§ Instruction
Copy out each line that includes the word "vectors".

§ Stored records
(begin)
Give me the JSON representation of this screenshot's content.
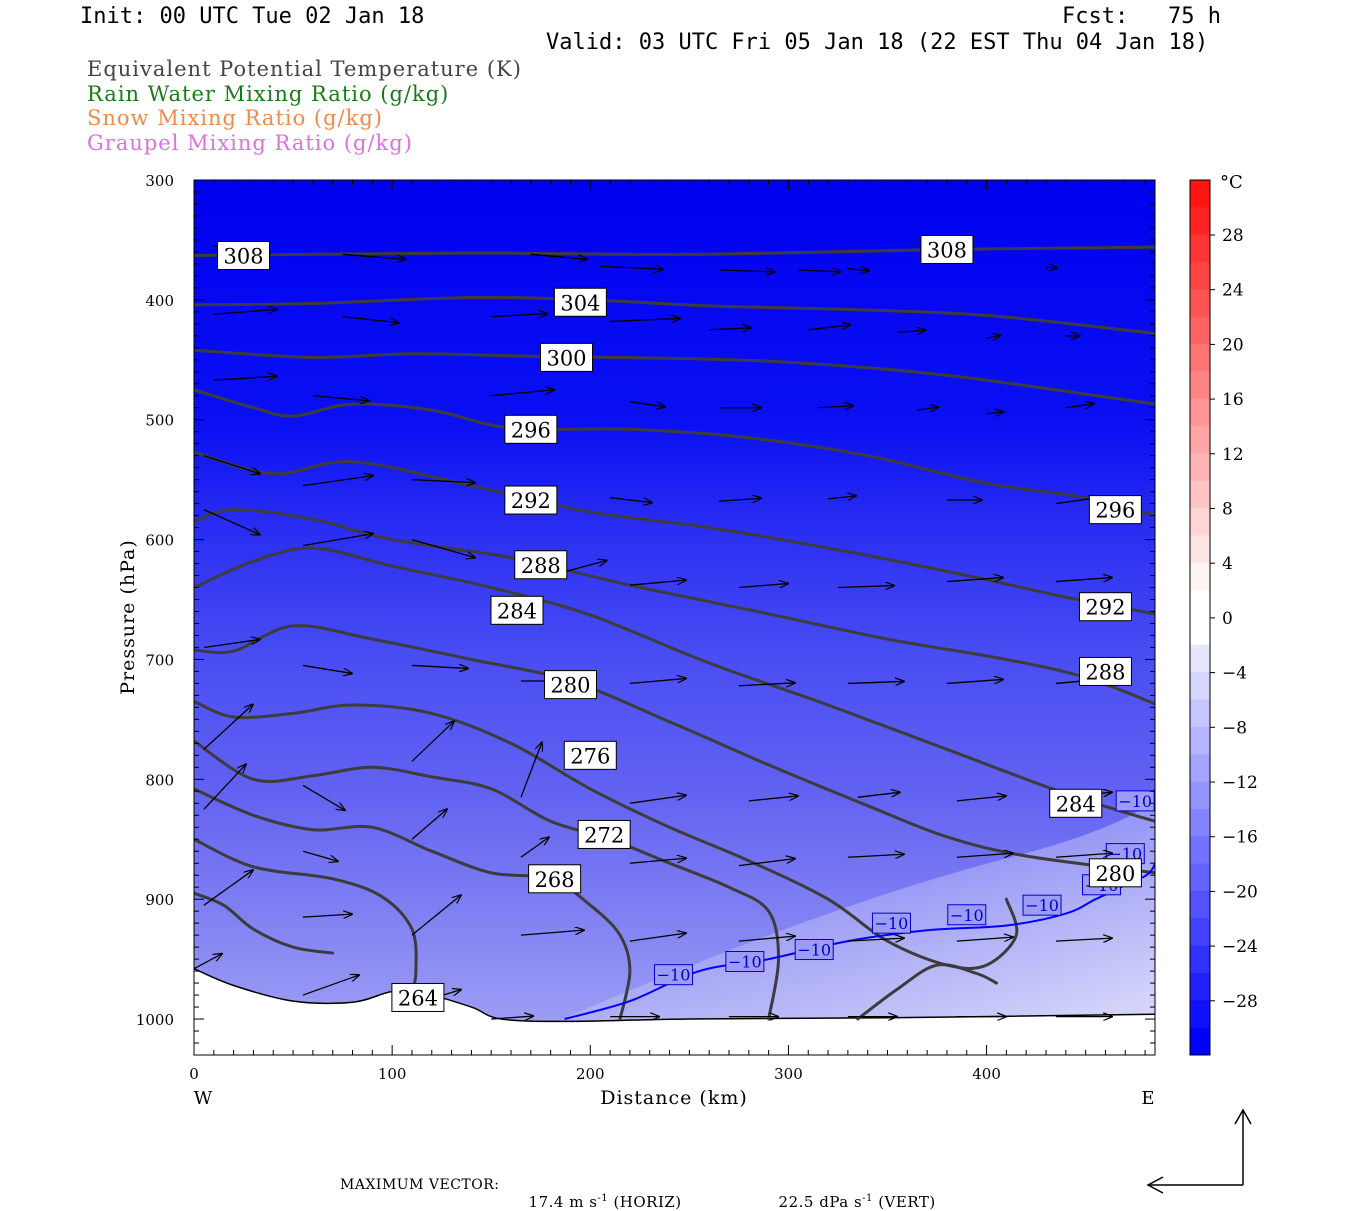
{
  "header": {
    "init": "Init: 00 UTC Tue 02 Jan 18",
    "fcst": "Fcst:   75 h",
    "valid": "Valid: 03 UTC Fri 05 Jan 18 (22 EST Thu 04 Jan 18)"
  },
  "fields": [
    {
      "label": "Equivalent Potential Temperature (K)",
      "color": "#444444"
    },
    {
      "label": "Rain Water Mixing Ratio (g/kg)",
      "color": "#1a7a1a"
    },
    {
      "label": "Snow Mixing Ratio (g/kg)",
      "color": "#f08a4b"
    },
    {
      "label": "Graupel Mixing Ratio (g/kg)",
      "color": "#e070e0"
    }
  ],
  "chart_data": {
    "type": "cross-section",
    "xlabel": "Distance (km)",
    "ylabel": "Pressure (hPa)",
    "xlim": [
      0,
      485
    ],
    "ylim": [
      1030,
      300
    ],
    "x_ticks": [
      0,
      100,
      200,
      300,
      400
    ],
    "y_ticks": [
      300,
      400,
      500,
      600,
      700,
      800,
      900,
      1000
    ],
    "x_end_labels": {
      "left": "W",
      "right": "E"
    },
    "theta_e_isolines": [
      {
        "label": "308",
        "points": [
          [
            0,
            363
          ],
          [
            60,
            362
          ],
          [
            150,
            361
          ],
          [
            250,
            362
          ],
          [
            380,
            358
          ],
          [
            485,
            356
          ]
        ]
      },
      {
        "label": "304",
        "points": [
          [
            0,
            404
          ],
          [
            60,
            403
          ],
          [
            140,
            398
          ],
          [
            200,
            400
          ],
          [
            260,
            405
          ],
          [
            330,
            408
          ],
          [
            400,
            413
          ],
          [
            485,
            428
          ]
        ]
      },
      {
        "label": "300",
        "points": [
          [
            0,
            442
          ],
          [
            60,
            448
          ],
          [
            110,
            445
          ],
          [
            170,
            447
          ],
          [
            250,
            449
          ],
          [
            300,
            452
          ],
          [
            350,
            458
          ],
          [
            400,
            467
          ],
          [
            485,
            487
          ]
        ]
      },
      {
        "label": "296",
        "points": [
          [
            0,
            475
          ],
          [
            30,
            490
          ],
          [
            50,
            497
          ],
          [
            80,
            487
          ],
          [
            120,
            492
          ],
          [
            160,
            507
          ],
          [
            220,
            508
          ],
          [
            280,
            515
          ],
          [
            340,
            530
          ],
          [
            400,
            553
          ],
          [
            450,
            565
          ],
          [
            485,
            580
          ]
        ]
      },
      {
        "label": "292",
        "points": [
          [
            0,
            527
          ],
          [
            40,
            545
          ],
          [
            80,
            535
          ],
          [
            140,
            555
          ],
          [
            200,
            577
          ],
          [
            260,
            590
          ],
          [
            330,
            610
          ],
          [
            390,
            630
          ],
          [
            440,
            648
          ],
          [
            485,
            662
          ]
        ]
      },
      {
        "label": "288",
        "points": [
          [
            0,
            585
          ],
          [
            20,
            575
          ],
          [
            60,
            583
          ],
          [
            100,
            600
          ],
          [
            160,
            615
          ],
          [
            220,
            638
          ],
          [
            290,
            662
          ],
          [
            350,
            683
          ],
          [
            410,
            700
          ],
          [
            450,
            715
          ],
          [
            485,
            737
          ]
        ]
      },
      {
        "label": "284",
        "points": [
          [
            0,
            640
          ],
          [
            30,
            618
          ],
          [
            60,
            607
          ],
          [
            100,
            622
          ],
          [
            150,
            640
          ],
          [
            200,
            663
          ],
          [
            260,
            703
          ],
          [
            320,
            738
          ],
          [
            380,
            775
          ],
          [
            440,
            812
          ],
          [
            485,
            835
          ]
        ]
      },
      {
        "label": "280",
        "points": [
          [
            0,
            692
          ],
          [
            20,
            693
          ],
          [
            50,
            672
          ],
          [
            90,
            683
          ],
          [
            140,
            700
          ],
          [
            190,
            718
          ],
          [
            240,
            752
          ],
          [
            290,
            788
          ],
          [
            340,
            822
          ],
          [
            380,
            848
          ],
          [
            420,
            864
          ],
          [
            485,
            878
          ]
        ]
      },
      {
        "label": "276",
        "points": [
          [
            0,
            735
          ],
          [
            20,
            748
          ],
          [
            50,
            745
          ],
          [
            80,
            738
          ],
          [
            120,
            745
          ],
          [
            160,
            770
          ],
          [
            200,
            808
          ],
          [
            240,
            840
          ],
          [
            280,
            868
          ],
          [
            320,
            900
          ],
          [
            350,
            935
          ],
          [
            380,
            955
          ],
          [
            400,
            955
          ],
          [
            415,
            930
          ],
          [
            410,
            900
          ]
        ]
      },
      {
        "label": "272",
        "points": [
          [
            0,
            768
          ],
          [
            30,
            800
          ],
          [
            60,
            797
          ],
          [
            90,
            790
          ],
          [
            120,
            798
          ],
          [
            150,
            808
          ],
          [
            180,
            835
          ],
          [
            210,
            850
          ],
          [
            240,
            870
          ],
          [
            270,
            890
          ],
          [
            290,
            910
          ],
          [
            295,
            950
          ],
          [
            290,
            1000
          ]
        ]
      },
      {
        "label": "268",
        "points": [
          [
            0,
            808
          ],
          [
            30,
            830
          ],
          [
            60,
            842
          ],
          [
            90,
            840
          ],
          [
            120,
            860
          ],
          [
            150,
            878
          ],
          [
            180,
            883
          ],
          [
            200,
            905
          ],
          [
            215,
            930
          ],
          [
            220,
            960
          ],
          [
            215,
            1000
          ]
        ]
      },
      {
        "label": "264",
        "points": [
          [
            0,
            850
          ],
          [
            30,
            873
          ],
          [
            70,
            883
          ],
          [
            95,
            898
          ],
          [
            110,
            925
          ],
          [
            112,
            960
          ],
          [
            110,
            980
          ]
        ]
      },
      {
        "label": "",
        "points": [
          [
            0,
            895
          ],
          [
            15,
            905
          ],
          [
            30,
            925
          ],
          [
            50,
            940
          ],
          [
            70,
            945
          ]
        ]
      },
      {
        "label": "",
        "points": [
          [
            335,
            1000
          ],
          [
            355,
            975
          ],
          [
            375,
            955
          ],
          [
            395,
            962
          ],
          [
            405,
            970
          ]
        ]
      }
    ],
    "isotherm_minus10": {
      "label": "−10",
      "color": "#0000ff",
      "points": [
        [
          187,
          1000
        ],
        [
          220,
          985
        ],
        [
          255,
          960
        ],
        [
          290,
          950
        ],
        [
          330,
          935
        ],
        [
          370,
          926
        ],
        [
          410,
          922
        ],
        [
          440,
          912
        ],
        [
          455,
          900
        ],
        [
          470,
          888
        ],
        [
          485,
          870
        ],
        [
          485,
          808
        ]
      ],
      "label_positions": [
        [
          242,
          963
        ],
        [
          278,
          952
        ],
        [
          313,
          942
        ],
        [
          352,
          920
        ],
        [
          390,
          913
        ],
        [
          428,
          905
        ],
        [
          458,
          888
        ],
        [
          470,
          862
        ],
        [
          475,
          818
        ]
      ]
    },
    "theta_e_label_positions": {
      "308": [
        [
          25,
          363
        ],
        [
          380,
          358
        ]
      ],
      "304": [
        [
          195,
          402
        ]
      ],
      "300": [
        [
          188,
          448
        ]
      ],
      "296": [
        [
          170,
          508
        ],
        [
          465,
          575
        ]
      ],
      "292": [
        [
          170,
          567
        ],
        [
          460,
          656
        ]
      ],
      "288": [
        [
          175,
          621
        ],
        [
          460,
          710
        ]
      ],
      "284": [
        [
          163,
          659
        ],
        [
          445,
          820
        ]
      ],
      "280": [
        [
          190,
          721
        ],
        [
          465,
          878
        ]
      ],
      "276": [
        [
          200,
          780
        ]
      ],
      "272": [
        [
          207,
          846
        ]
      ],
      "268": [
        [
          182,
          883
        ]
      ],
      "264": [
        [
          113,
          982
        ]
      ]
    },
    "temperature_shading": {
      "unit": "°C",
      "levels": [
        -28,
        -24,
        -20,
        -16,
        -12,
        -8,
        -4,
        0,
        4,
        8,
        12,
        16,
        20,
        24,
        28
      ],
      "colorbar_labels": [
        "28",
        "24",
        "20",
        "16",
        "12",
        "8",
        "4",
        "0",
        "−4",
        "−8",
        "−12",
        "−16",
        "−20",
        "−24",
        "−28"
      ]
    },
    "wind_vectors_note": "circulation vectors (horizontal + vertical), predominantly west-to-east",
    "vectors": [
      [
        10,
        355,
        40,
        8
      ],
      [
        75,
        362,
        45,
        5
      ],
      [
        170,
        362,
        40,
        5
      ],
      [
        205,
        372,
        45,
        3
      ],
      [
        265,
        375,
        40,
        2
      ],
      [
        305,
        375,
        30,
        2
      ],
      [
        330,
        374,
        15,
        2
      ],
      [
        430,
        373,
        8,
        0
      ],
      [
        10,
        412,
        45,
        -5
      ],
      [
        75,
        414,
        40,
        6
      ],
      [
        150,
        414,
        40,
        -3
      ],
      [
        210,
        418,
        50,
        -3
      ],
      [
        260,
        425,
        30,
        -2
      ],
      [
        310,
        425,
        30,
        -5
      ],
      [
        355,
        427,
        20,
        -2
      ],
      [
        400,
        432,
        10,
        -3
      ],
      [
        440,
        430,
        10,
        0
      ],
      [
        10,
        467,
        45,
        -4
      ],
      [
        60,
        480,
        40,
        5
      ],
      [
        150,
        480,
        45,
        -6
      ],
      [
        220,
        485,
        25,
        5
      ],
      [
        265,
        490,
        30,
        0
      ],
      [
        315,
        490,
        25,
        -2
      ],
      [
        365,
        492,
        15,
        -3
      ],
      [
        400,
        495,
        12,
        -2
      ],
      [
        440,
        490,
        20,
        -4
      ],
      [
        5,
        530,
        40,
        18
      ],
      [
        55,
        555,
        50,
        -10
      ],
      [
        110,
        550,
        45,
        3
      ],
      [
        210,
        565,
        30,
        5
      ],
      [
        265,
        568,
        30,
        -3
      ],
      [
        320,
        566,
        20,
        -3
      ],
      [
        380,
        567,
        25,
        0
      ],
      [
        435,
        570,
        30,
        -6
      ],
      [
        5,
        575,
        40,
        25
      ],
      [
        55,
        605,
        50,
        -12
      ],
      [
        110,
        600,
        45,
        18
      ],
      [
        180,
        630,
        40,
        -15
      ],
      [
        220,
        638,
        40,
        -5
      ],
      [
        275,
        640,
        35,
        -4
      ],
      [
        325,
        640,
        40,
        -2
      ],
      [
        380,
        635,
        40,
        -4
      ],
      [
        435,
        635,
        40,
        -4
      ],
      [
        5,
        690,
        40,
        -8
      ],
      [
        55,
        705,
        35,
        8
      ],
      [
        110,
        705,
        40,
        3
      ],
      [
        165,
        718,
        40,
        0
      ],
      [
        220,
        720,
        40,
        -5
      ],
      [
        275,
        722,
        40,
        -3
      ],
      [
        330,
        720,
        40,
        -2
      ],
      [
        380,
        720,
        40,
        -4
      ],
      [
        435,
        720,
        40,
        -5
      ],
      [
        5,
        775,
        35,
        -45
      ],
      [
        55,
        805,
        30,
        25
      ],
      [
        110,
        785,
        30,
        -40
      ],
      [
        165,
        815,
        15,
        -55
      ],
      [
        220,
        820,
        40,
        -8
      ],
      [
        280,
        818,
        35,
        -5
      ],
      [
        335,
        815,
        30,
        -5
      ],
      [
        385,
        818,
        35,
        -5
      ],
      [
        435,
        815,
        40,
        -5
      ],
      [
        5,
        825,
        30,
        -45
      ],
      [
        55,
        860,
        25,
        10
      ],
      [
        110,
        850,
        25,
        -30
      ],
      [
        165,
        865,
        20,
        -20
      ],
      [
        220,
        870,
        40,
        -5
      ],
      [
        275,
        872,
        40,
        -7
      ],
      [
        330,
        865,
        40,
        -3
      ],
      [
        385,
        865,
        40,
        -4
      ],
      [
        435,
        865,
        40,
        -4
      ],
      [
        5,
        905,
        35,
        -35
      ],
      [
        55,
        915,
        35,
        -3
      ],
      [
        110,
        930,
        35,
        -40
      ],
      [
        165,
        930,
        45,
        -5
      ],
      [
        220,
        935,
        40,
        -8
      ],
      [
        275,
        935,
        40,
        -5
      ],
      [
        330,
        935,
        40,
        -3
      ],
      [
        385,
        935,
        40,
        -4
      ],
      [
        435,
        935,
        40,
        -3
      ],
      [
        0,
        958,
        20,
        -15
      ],
      [
        55,
        980,
        40,
        -20
      ],
      [
        110,
        988,
        35,
        -15
      ],
      [
        150,
        1000,
        30,
        -3
      ],
      [
        210,
        998,
        35,
        0
      ],
      [
        270,
        998,
        35,
        0
      ],
      [
        330,
        998,
        35,
        0
      ],
      [
        385,
        998,
        35,
        0
      ],
      [
        435,
        998,
        40,
        0
      ]
    ]
  },
  "footer": {
    "max_vector_label": "MAXIMUM VECTOR:",
    "horiz_value": "17.4 m s",
    "horiz_exp": "-1",
    "horiz_tag": "(HORIZ)",
    "vert_value": "22.5 dPa s",
    "vert_exp": "-1",
    "vert_tag": "(VERT)"
  }
}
(end)
§ Answer to this task
    "wind_vectors_note": "circulation vectors (horizontal + vertical), predominantly west-to-east",
    "vectors": [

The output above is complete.